新しい名前を得た者といえば、ナキアミがいますが、確かに彼女は伊舟と出会い、名前を変えて以降、その人生に劇的な変化が、しいて言えばこのザムドの作品世界における役割が変わってしまったことになります。*2つまり、名前が存在証明の第一義となるこの世界において新しい名前を付けることはその人物の役割が変わることを意味します。
童子は新たな役割をもつ者ではなく、アキユキ自身の役割について興味を持っているわけですね。
スカッキやりてすぎる
心に偽らぬこと


  4.心に偽らぬこと
隊長さんの台詞ですが、これがハルの出発の前フリになっていたりするところが心憎いですね。
また心に素直であるかといえば、ツンデレに定評があるフサさんです。ハルがアキユキを探しに行く、ということを聞いた時のあの表情!!
あの自分も探しに行きたいのだけど行けないつらさ、アキユキを探しに行ってくれる人がいる嬉しさを絶妙に表現したあの表情!!

◆ ◆ ◆ ◆ ◆

**指示 1:**
ザムドについての文章をもとに、次の問いに答えよ。
(a) ナキアミは伊舟と出会ったあと、何を変えたか。
(b) 「心に偽らぬこと」は誰の台詞とされているか。
(c) ハルがアキユキを探しに行くと聞いた時の表情が取り上げられているのは誰か。
**指示 2:**
ザムドについての文章を、最後の文の後から書き継げ。
この後の項目は使わなくてよい。

(枠付きレイアウト項目の一覧)
◆ ◆ ◆ ◆ ◆

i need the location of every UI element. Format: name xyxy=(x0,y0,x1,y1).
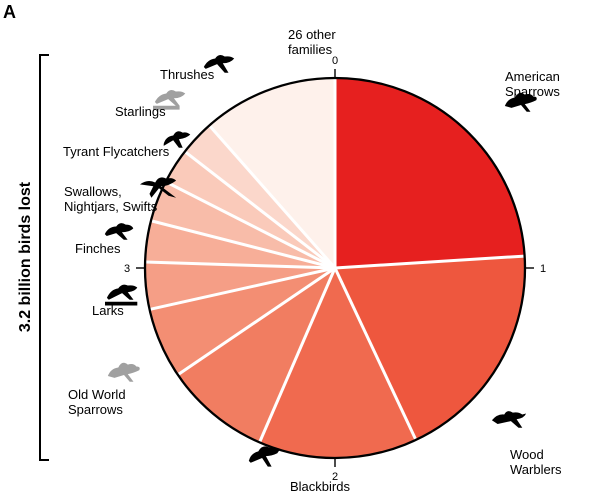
slice-label: Larks xyxy=(92,304,124,319)
pie-slice xyxy=(335,78,525,268)
slice-label: Wood Warblers xyxy=(510,448,562,478)
slice-label: Starlings xyxy=(115,105,166,120)
slice-label: Blackbirds xyxy=(290,480,350,495)
bracket xyxy=(40,55,49,460)
blackbird-icon xyxy=(249,446,279,466)
sparrow-right-icon xyxy=(108,363,140,382)
axis-tick-label: 3 xyxy=(124,263,130,275)
slice-label: Swallows, Nightjars, Swifts xyxy=(64,185,157,215)
slice-label: American Sparrows xyxy=(505,70,560,100)
slice-label: 26 other families xyxy=(288,28,336,58)
slice-label: Old World Sparrows xyxy=(68,388,126,418)
finch-icon xyxy=(105,223,134,240)
slice-label: Tyrant Flycatchers xyxy=(63,145,169,160)
warbler-icon xyxy=(492,411,526,428)
axis-tick-label: 1 xyxy=(540,263,546,275)
slice-label: Finches xyxy=(75,242,121,257)
slice-label: Thrushes xyxy=(160,68,214,83)
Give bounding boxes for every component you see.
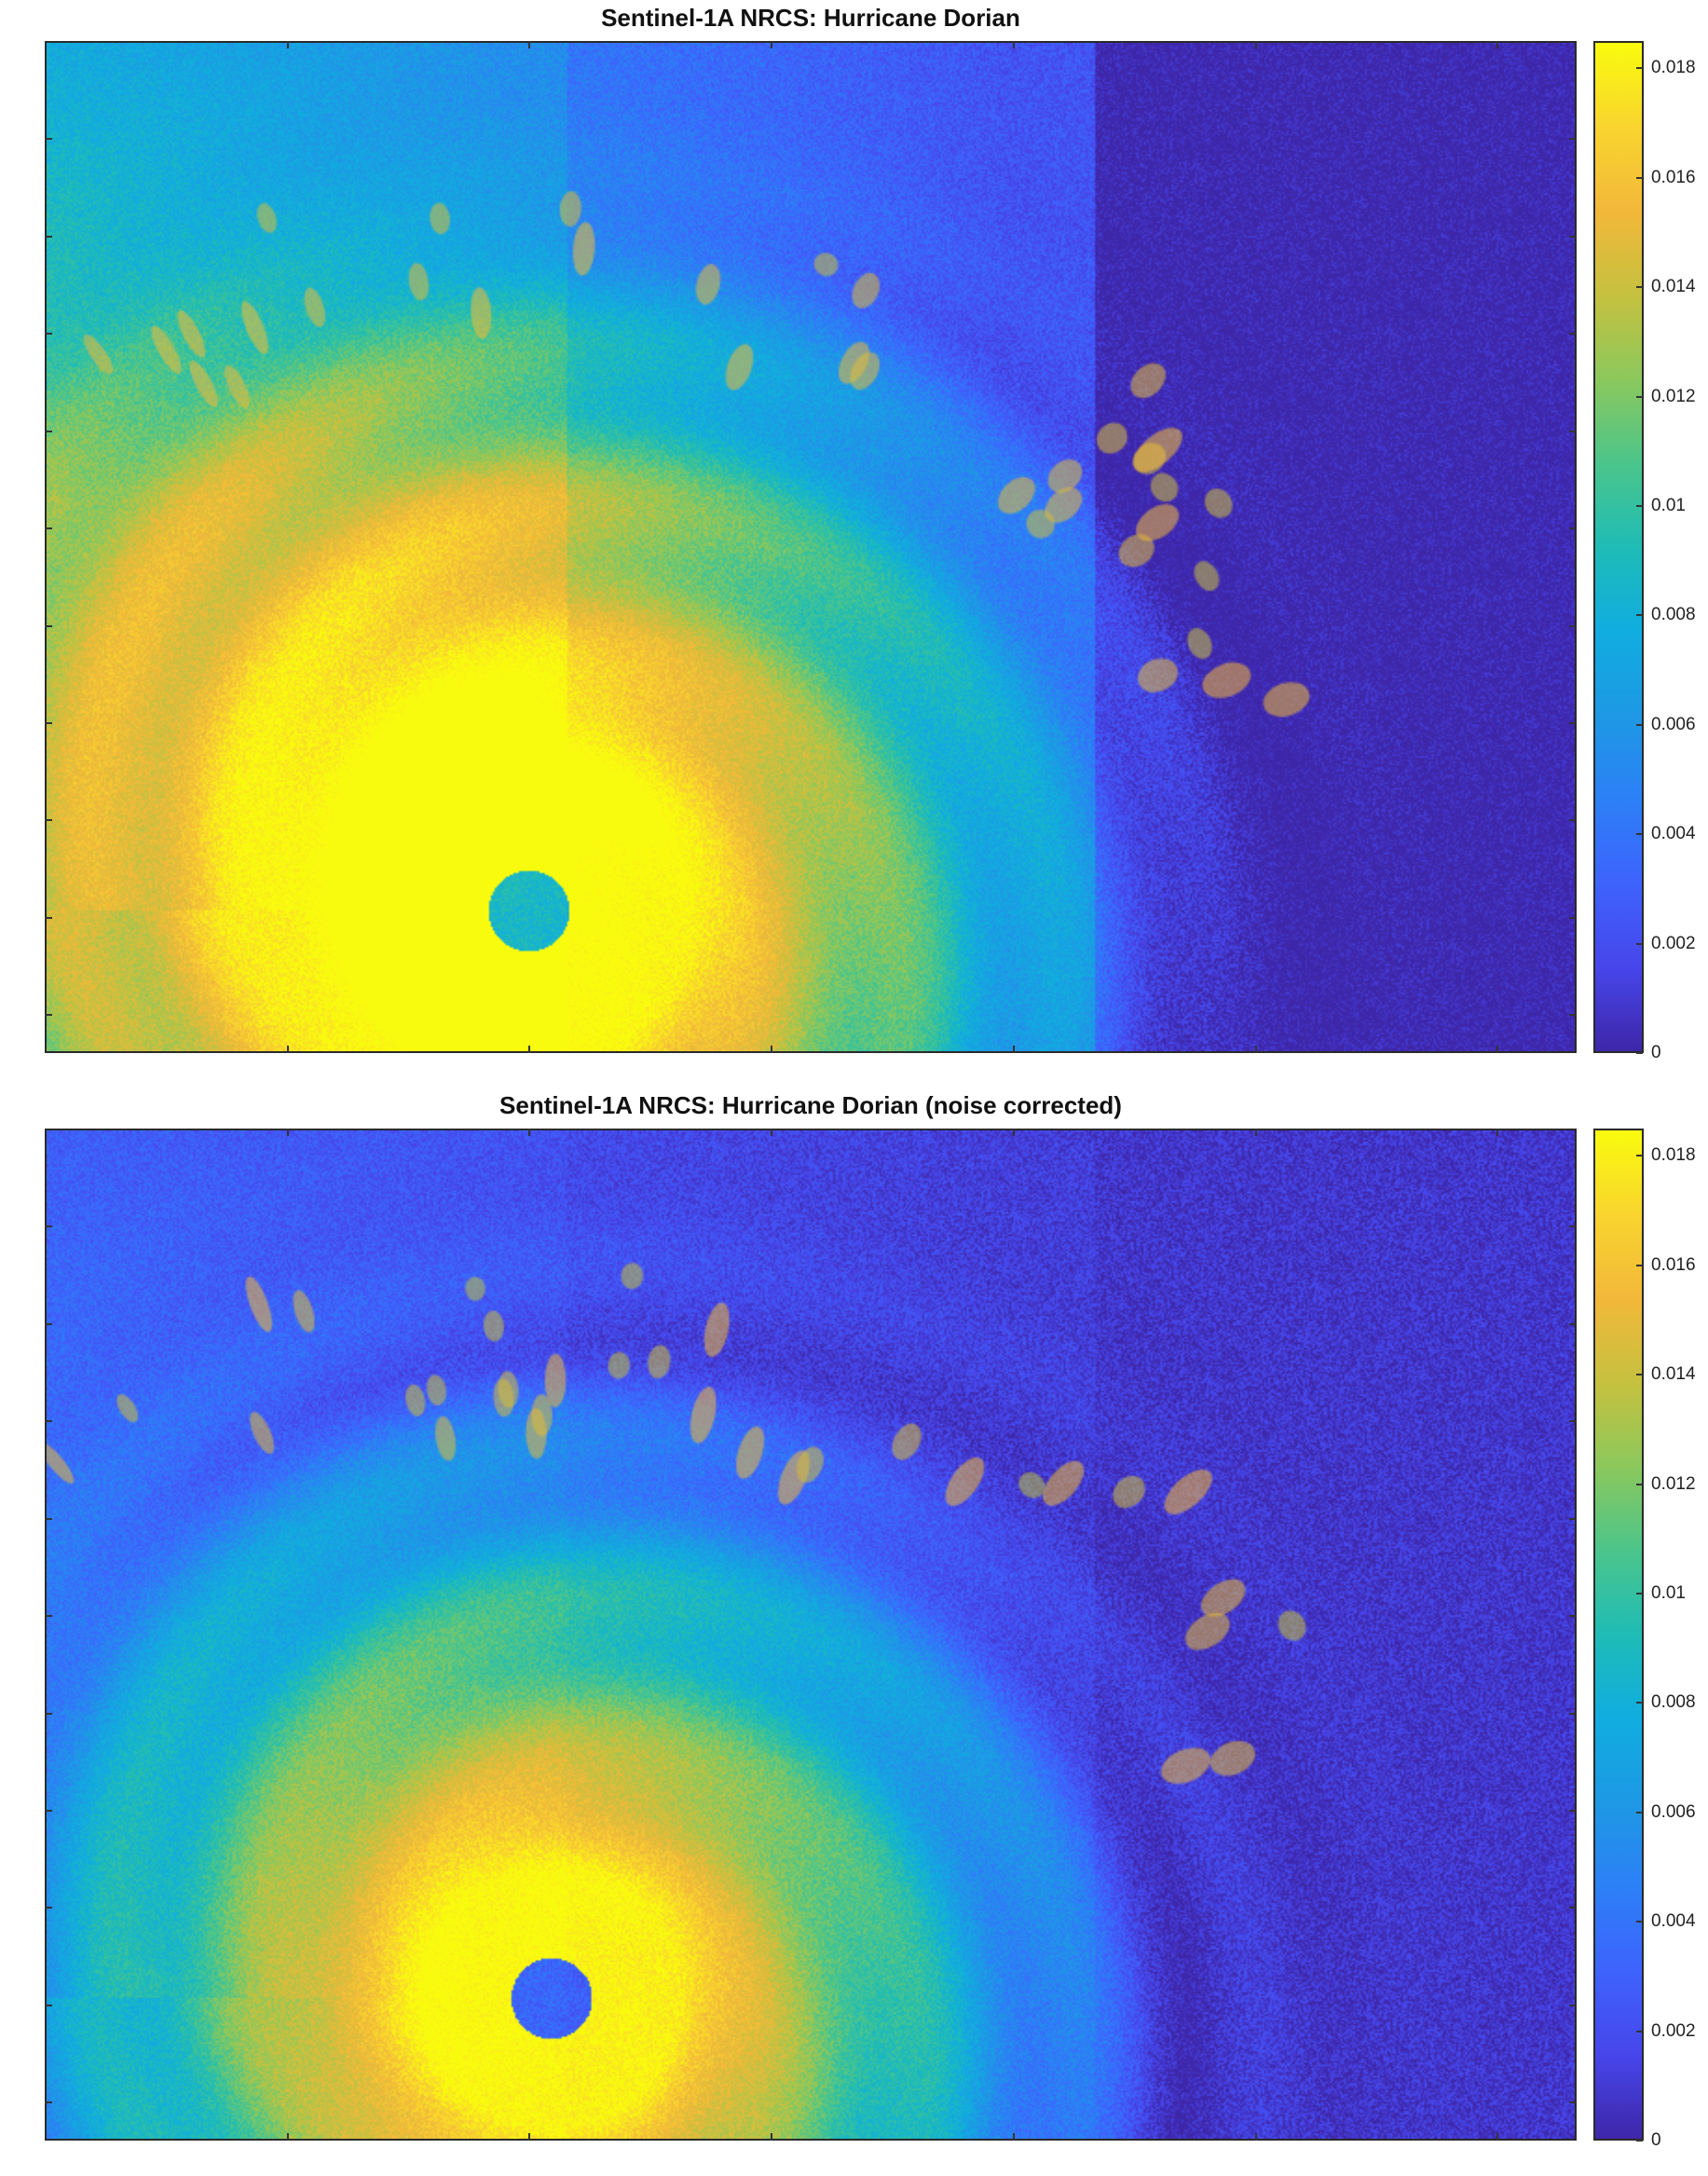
colorbar-tick-label: 0.012: [1651, 386, 1696, 406]
colorbar-tick-label: 0.012: [1651, 1473, 1696, 1494]
colorbar-tick-mark: [1636, 286, 1643, 289]
colorbar-tick-mark: [1636, 1155, 1643, 1157]
colorbar-tick-mark: [1636, 395, 1643, 398]
colorbar-tick-label: 0.014: [1651, 1364, 1696, 1385]
colorbar-tick-label: 0.006: [1651, 1801, 1696, 1822]
chart-title: Sentinel-1A NRCS: Hurricane Dorian: [601, 4, 1020, 32]
colorbar-tick-label: 0.008: [1651, 605, 1696, 625]
colorbar-tick-label: 0.014: [1651, 277, 1696, 297]
colorbar-tick-mark: [1636, 2140, 1643, 2142]
colorbar-tick-label: 0.016: [1651, 1254, 1696, 1275]
chart-panel-2: Sentinel-1A NRCS: Hurricane Dorian (nois…: [0, 1088, 1708, 2175]
colorbar-tick-label: 0.016: [1651, 167, 1696, 187]
colorbar-tick-label: 0.002: [1651, 2020, 1696, 2041]
heatmap-image: [47, 1130, 1575, 2139]
heatmap-plot-area: [45, 1129, 1577, 2141]
colorbar-tick-mark: [1636, 1264, 1643, 1266]
colorbar-tick-mark: [1636, 1921, 1643, 1923]
colorbar-tick-label: 0.002: [1651, 933, 1696, 953]
colorbar-tick-label: 0: [1651, 1043, 1661, 1062]
chart-title: Sentinel-1A NRCS: Hurricane Dorian (nois…: [499, 1091, 1122, 1119]
colorbar-tick-mark: [1636, 1811, 1643, 1813]
colorbar-tick-labels: 0 0.002 0.004 0.006 0.008 0.01 0.012 0.014 0.016…: [1636, 41, 1708, 1062]
colorbar-tick-mark: [1636, 176, 1643, 179]
heatmap-image: [47, 43, 1575, 1051]
colorbar-tick-mark: [1636, 504, 1643, 507]
colorbar-tick-labels: 0 0.002 0.004 0.006 0.008 0.01 0.012 0.014 0.016…: [1636, 1129, 1708, 2150]
colorbar-tick-label: 0: [1651, 2130, 1661, 2150]
colorbar-tick-mark: [1636, 1052, 1643, 1054]
colorbar-tick-mark: [1636, 1592, 1643, 1594]
colorbar-tick-label: 0.006: [1651, 714, 1696, 734]
colorbar-tick-label: 0.018: [1651, 1145, 1696, 1166]
colorbar-tick-label: 0.008: [1651, 1692, 1696, 1713]
colorbar-tick-label: 0.004: [1651, 1911, 1696, 1932]
colorbar-tick-label: 0.004: [1651, 824, 1696, 844]
chart-panel-1: Sentinel-1A NRCS: Hurricane Dorian 0 0.00…: [45, 4, 1708, 1062]
colorbar-tick-mark: [1636, 1702, 1643, 1704]
colorbar-tick-mark: [1636, 1483, 1643, 1485]
colorbar: [1593, 1129, 1644, 2141]
colorbar-tick-mark: [1636, 942, 1643, 945]
colorbar-tick-mark: [1636, 2030, 1643, 2032]
colorbar-tick-mark: [1636, 723, 1643, 726]
colorbar-tick-mark: [1636, 67, 1643, 70]
colorbar-tick-label: 0.018: [1651, 58, 1696, 78]
colorbar: [1593, 41, 1644, 1053]
colorbar-tick-label: 0.01: [1651, 1582, 1686, 1603]
colorbar-tick-mark: [1636, 1374, 1643, 1376]
colorbar-tick-mark: [1636, 614, 1643, 617]
heatmap-plot-area: [45, 41, 1577, 1053]
colorbar-tick-label: 0.01: [1651, 495, 1686, 515]
colorbar-tick-mark: [1636, 833, 1643, 836]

◆ ◆ ◆ ◆ ◆

**解答 1:**
(a) 名前
(b) 隊長さん
(c) フサさん

**解答 2:**
母親の諦念のようなものの機微が絶妙に表現された顔だと思います。


他に気になることといえば、やっぱりリュウゾウのワクチンが今後どのように使われるか、ということですね。
そして、予告を見れば分かるように、ロマンスがどのように開花するか!!
宮地監督お得意の演出にご期待ください。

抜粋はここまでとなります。